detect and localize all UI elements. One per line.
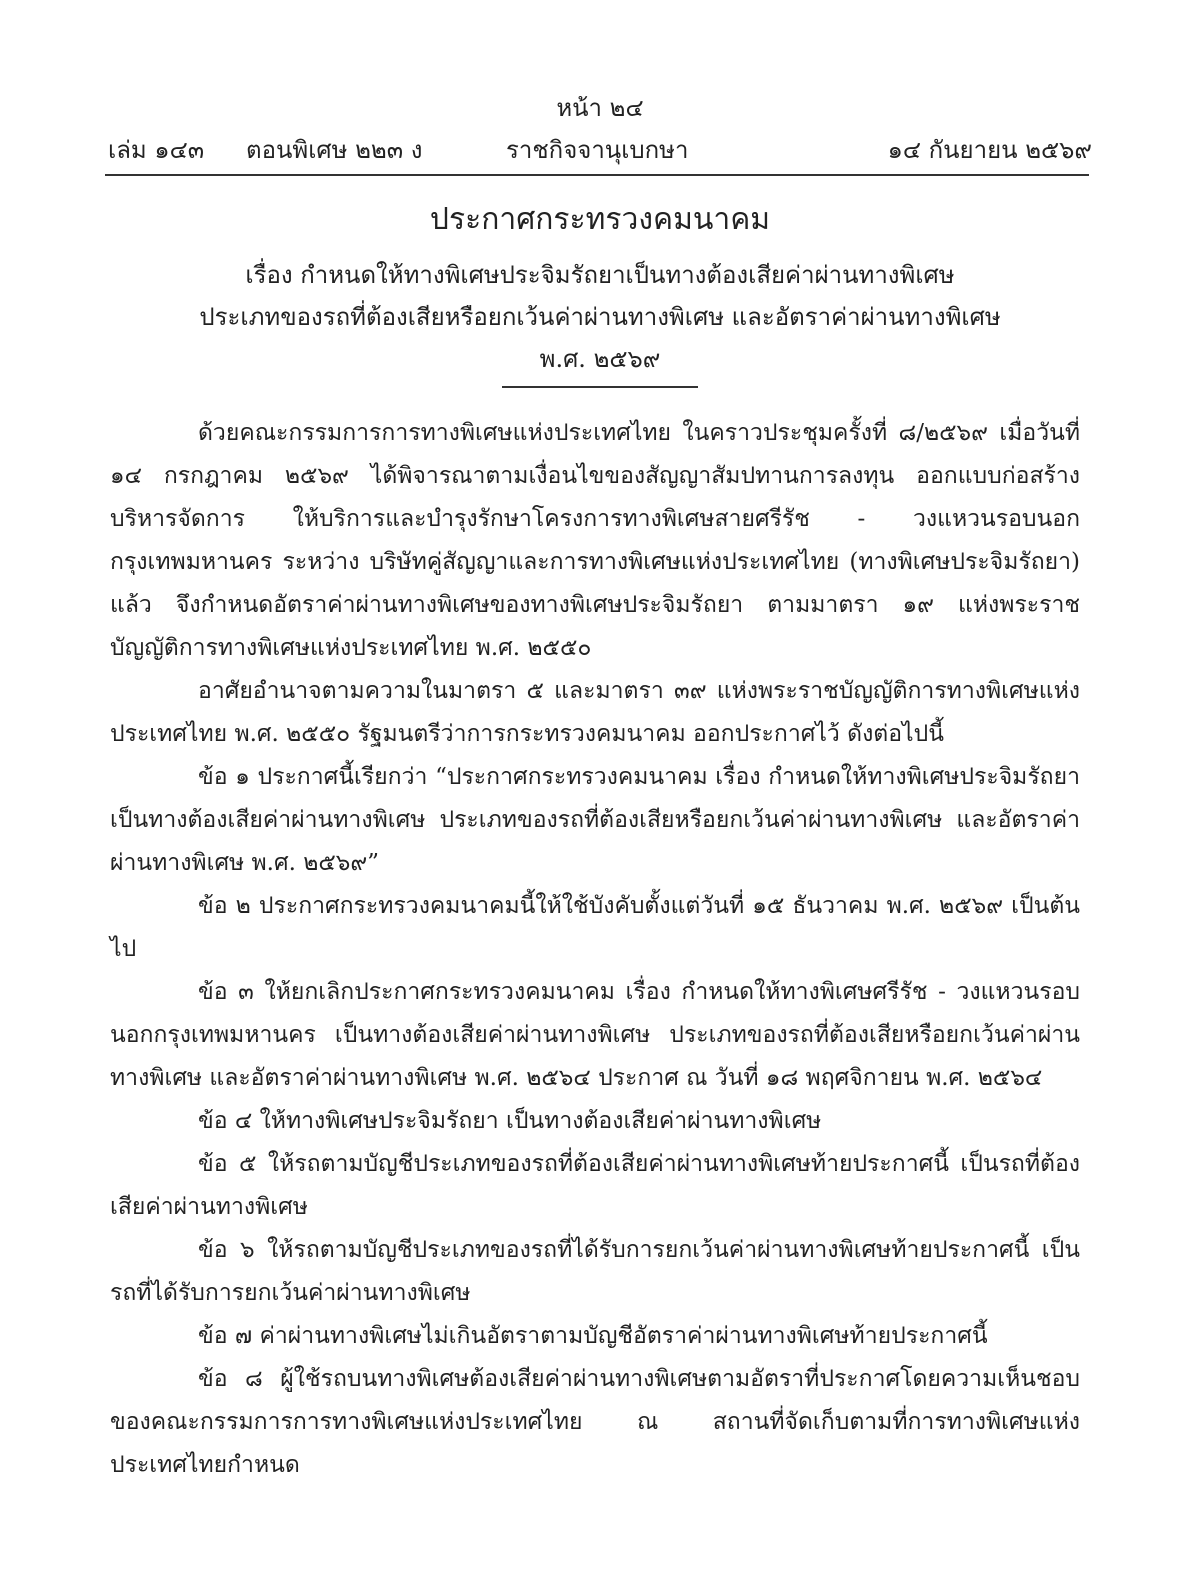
clause-6: ข้อ ๖ ให้รถตามบัญชีประเภทของรถที่ได้รับการยกเว้นค่าผ่านทางพิเศษท้ายประกาศนี้ เป็นรถที่ได้รับการยกเว้นค่าผ่านทางพิเศษ bbox=[110, 1237, 1080, 1306]
document-body bbox=[110, 412, 1080, 1487]
document-title: ประกาศกระทรวงคมนาคม bbox=[429, 202, 771, 237]
clause-7: ข้อ ๗ ค่าผ่านทางพิเศษไม่เกินอัตราตามบัญชีอัตราค่าผ่านทางพิเศษท้ายประกาศนี้ bbox=[198, 1323, 988, 1349]
publication-date: ๑๔ กันยายน ๒๕๖๙ bbox=[887, 136, 1092, 164]
gazette-name: ราชกิจจานุเบกษา bbox=[506, 136, 689, 164]
authority-paragraph: อาศัยอำนาจตามความในมาตรา ๕ และมาตรา ๓๙ แห่งพระราชบัญญัติการทางพิเศษแห่งประเทศไทย พ.ศ. ๒๕๕๐ รัฐมนตรีว่าการกระทรวงคมนาคม ออกประกาศไว้ ดังต่อไปนี้ bbox=[110, 678, 1080, 747]
section-number: ตอนพิเศษ ๒๒๓ ง bbox=[246, 136, 423, 164]
preamble-paragraph: ด้วยคณะกรรมการการทางพิเศษแห่งประเทศไทย ในคราวประชุมครั้งที่ ๘/๒๕๖๙ เมื่อวันที่ ๑๔ กรกฎาคม ๒๕๖๙ ได้พิจารณาตามเงื่อนไขของสัญญาสัมปทานการลงทุน ออกแบบก่อสร้าง บริหารจัดการ ให้บริการและบำรุงรักษาโครงการทางพิเศษสายศรีรัช - วงแหวนรอบนอกกรุงเทพมหานคร ระหว่าง บริษัทคู่สัญญาและการทางพิเศษแห่งประเทศไทย (ทางพิเศษประจิมรัถยา) แล้ว จึงกำหนดอัตราค่าผ่านทางพิเศษของทางพิเศษประจิมรัถยา ตามมาตรา ๑๙ แห่งพระราชบัญญัติการทางพิเศษแห่งประเทศไทย พ.ศ. ๒๕๕๐ bbox=[110, 420, 1080, 661]
gazette-header bbox=[108, 134, 1092, 166]
clause-2: ข้อ ๒ ประกาศกระทรวงคมนาคมนี้ให้ใช้บังคับตั้งแต่วันที่ ๑๕ ธันวาคม พ.ศ. ๒๕๖๙ เป็นต้นไป bbox=[110, 893, 1080, 962]
clause-4: ข้อ ๔ ให้ทางพิเศษประจิมรัถยา เป็นทางต้องเสียค่าผ่านทางพิเศษ bbox=[198, 1108, 822, 1134]
volume-number: เล่ม ๑๔๓ bbox=[108, 136, 205, 164]
document-subject-line-2: ประเภทของรถที่ต้องเสียหรือยกเว้นค่าผ่านทางพิเศษ และอัตราค่าผ่านทางพิเศษ bbox=[199, 303, 1001, 331]
page-number: หน้า ๒๔ bbox=[556, 94, 644, 122]
title-block bbox=[0, 200, 1200, 380]
title-divider bbox=[502, 386, 698, 388]
document-year: พ.ศ. ๒๕๖๙ bbox=[539, 345, 661, 373]
clause-5: ข้อ ๕ ให้รถตามบัญชีประเภทของรถที่ต้องเสียค่าผ่านทางพิเศษท้ายประกาศนี้ เป็นรถที่ต้องเสียค่าผ่านทางพิเศษ bbox=[110, 1151, 1080, 1220]
header-divider bbox=[105, 174, 1089, 176]
clause-1: ข้อ ๑ ประกาศนี้เรียกว่า “ประกาศกระทรวงคมนาคม เรื่อง กำหนดให้ทางพิเศษประจิมรัถยาเป็นทางต้องเสียค่าผ่านทางพิเศษ ประเภทของรถที่ต้องเสียหรือยกเว้นค่าผ่านทางพิเศษ และอัตราค่าผ่านทางพิเศษ พ.ศ. ๒๕๖๙” bbox=[110, 764, 1080, 876]
clause-3: ข้อ ๓ ให้ยกเลิกประกาศกระทรวงคมนาคม เรื่อง กำหนดให้ทางพิเศษศรีรัช - วงแหวนรอบนอกกรุงเทพมหานคร เป็นทางต้องเสียค่าผ่านทางพิเศษ ประเภทของรถที่ต้องเสียหรือยกเว้นค่าผ่านทางพิเศษ และอัตราค่าผ่านทางพิเศษ พ.ศ. ๒๕๖๔ ประกาศ ณ วันที่ ๑๘ พฤศจิกายน พ.ศ. ๒๕๖๔ bbox=[110, 979, 1080, 1091]
clause-8: ข้อ ๘ ผู้ใช้รถบนทางพิเศษต้องเสียค่าผ่านทางพิเศษตามอัตราที่ประกาศโดยความเห็นชอบของคณะกรรมการการทางพิเศษแห่งประเทศไทย ณ สถานที่จัดเก็บตามที่การทางพิเศษแห่งประเทศไทยกำหนด bbox=[110, 1366, 1080, 1478]
document-subject-line-1: เรื่อง กำหนดให้ทางพิเศษประจิมรัถยาเป็นทางต้องเสียค่าผ่านทางพิเศษ bbox=[245, 261, 955, 289]
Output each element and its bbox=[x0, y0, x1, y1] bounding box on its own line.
---*---
◆ YOUR GOAL:
Print out, word for word, only the lines in the entries that start with the line with "clause-6: ข้อ ๖" and go on through the line with "document-title: ประกาศกระทรวงคมนาคม bbox=[429, 202, 771, 237]", including both of those lines.

◆ RESULT BELOW:
clause-6: ข้อ ๖ ให้รถตามบัญชีประเภทของรถที่ได้รับการยกเว้นค่าผ่านทางพิเศษท้ายประกาศนี้ เป็นรถที่ได้รับการยกเว้นค่าผ่านทางพิเศษ bbox=[110, 1237, 1080, 1306]
document-body bbox=[110, 412, 1080, 1487]
document-title: ประกาศกระทรวงคมนาคม bbox=[429, 202, 771, 237]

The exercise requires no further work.